### Exercise requirements:
Output every line of the data exactly as it appears.

/---

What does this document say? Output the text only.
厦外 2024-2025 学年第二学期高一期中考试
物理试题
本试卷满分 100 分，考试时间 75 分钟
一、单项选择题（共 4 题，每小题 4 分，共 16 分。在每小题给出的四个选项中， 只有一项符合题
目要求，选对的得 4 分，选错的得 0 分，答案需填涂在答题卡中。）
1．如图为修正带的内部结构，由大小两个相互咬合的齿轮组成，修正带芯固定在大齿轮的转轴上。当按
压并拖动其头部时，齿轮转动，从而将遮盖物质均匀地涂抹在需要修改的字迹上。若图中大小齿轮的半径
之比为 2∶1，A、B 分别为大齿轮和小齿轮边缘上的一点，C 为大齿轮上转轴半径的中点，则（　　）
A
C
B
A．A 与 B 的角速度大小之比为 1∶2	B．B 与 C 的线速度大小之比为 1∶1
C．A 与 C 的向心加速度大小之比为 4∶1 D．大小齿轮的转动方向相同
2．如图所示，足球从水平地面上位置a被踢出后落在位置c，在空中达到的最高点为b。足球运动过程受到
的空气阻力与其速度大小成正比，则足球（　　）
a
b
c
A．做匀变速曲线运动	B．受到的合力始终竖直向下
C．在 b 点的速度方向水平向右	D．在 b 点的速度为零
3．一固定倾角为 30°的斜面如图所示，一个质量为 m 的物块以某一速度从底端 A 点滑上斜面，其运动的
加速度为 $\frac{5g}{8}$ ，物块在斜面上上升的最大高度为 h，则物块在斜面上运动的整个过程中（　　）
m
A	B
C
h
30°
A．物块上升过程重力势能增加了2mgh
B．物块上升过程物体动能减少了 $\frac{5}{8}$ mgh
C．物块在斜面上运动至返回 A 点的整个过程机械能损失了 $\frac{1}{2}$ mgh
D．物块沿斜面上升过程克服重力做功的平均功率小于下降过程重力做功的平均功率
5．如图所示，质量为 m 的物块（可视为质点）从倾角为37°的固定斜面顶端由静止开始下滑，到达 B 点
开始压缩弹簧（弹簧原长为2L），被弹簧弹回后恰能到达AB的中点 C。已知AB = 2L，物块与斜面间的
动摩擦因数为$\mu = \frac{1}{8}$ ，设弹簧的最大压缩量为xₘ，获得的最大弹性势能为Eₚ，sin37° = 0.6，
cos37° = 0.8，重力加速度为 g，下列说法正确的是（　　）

\---

### Result of this task:
What does this document say? Output the text only.
厦外 2024-2025 学年第二学期高一期中考试
物理试题
本试卷满分 100 分，考试时间 75 分钟
一、单项选择题（共 4 题，每小题 4 分，共 16 分。在每小题给出的四个选项中， 只有一项符合题
目要求，选对的得 4 分，选错的得 0 分，答案需填涂在答题卡中。）
1．如图为修正带的内部结构，由大小两个相互咬合的齿轮组成，修正带芯固定在大齿轮的转轴上。当按
压并拖动其头部时，齿轮转动，从而将遮盖物质均匀地涂抹在需要修改的字迹上。若图中大小齿轮的半径
之比为 2∶1，A、B 分别为大齿轮和小齿轮边缘上的一点，C 为大齿轮上转轴半径的中点，则（　　）
A
C
B
A．A 与 B 的角速度大小之比为 1∶2	B．B 与 C 的线速度大小之比为 1∶1
C．A 与 C 的向心加速度大小之比为 4∶1 D．大小齿轮的转动方向相同
2．如图所示，足球从水平地面上位置a被踢出后落在位置c，在空中达到的最高点为b。足球运动过程受到
的空气阻力与其速度大小成正比，则足球（　　）
a
b
c
A．做匀变速曲线运动	B．受到的合力始终竖直向下
C．在 b 点的速度方向水平向右	D．在 b 点的速度为零
3．一固定倾角为 30°的斜面如图所示，一个质量为 m 的物块以某一速度从底端 A 点滑上斜面，其运动的
加速度为 $\frac{5g}{8}$ ，物块在斜面上上升的最大高度为 h，则物块在斜面上运动的整个过程中（　　）
m
A	B
C
h
30°
A．物块上升过程重力势能增加了2mgh
B．物块上升过程物体动能减少了 $\frac{5}{8}$ mgh
C．物块在斜面上运动至返回 A 点的整个过程机械能损失了 $\frac{1}{2}$ mgh
D．物块沿斜面上升过程克服重力做功的平均功率小于下降过程重力做功的平均功率
5．如图所示，质量为 m 的物块（可视为质点）从倾角为37°的固定斜面顶端由静止开始下滑，到达 B 点
开始压缩弹簧（弹簧原长为2L），被弹簧弹回后恰能到达AB的中点 C。已知AB = 2L，物块与斜面间的
动摩擦因数为$\mu = \frac{1}{8}$ ，设弹簧的最大压缩量为xₘ，获得的最大弹性势能为Eₚ，sin37° = 0.6，
cos37° = 0.8，重力加速度为 g，下列说法正确的是（　　）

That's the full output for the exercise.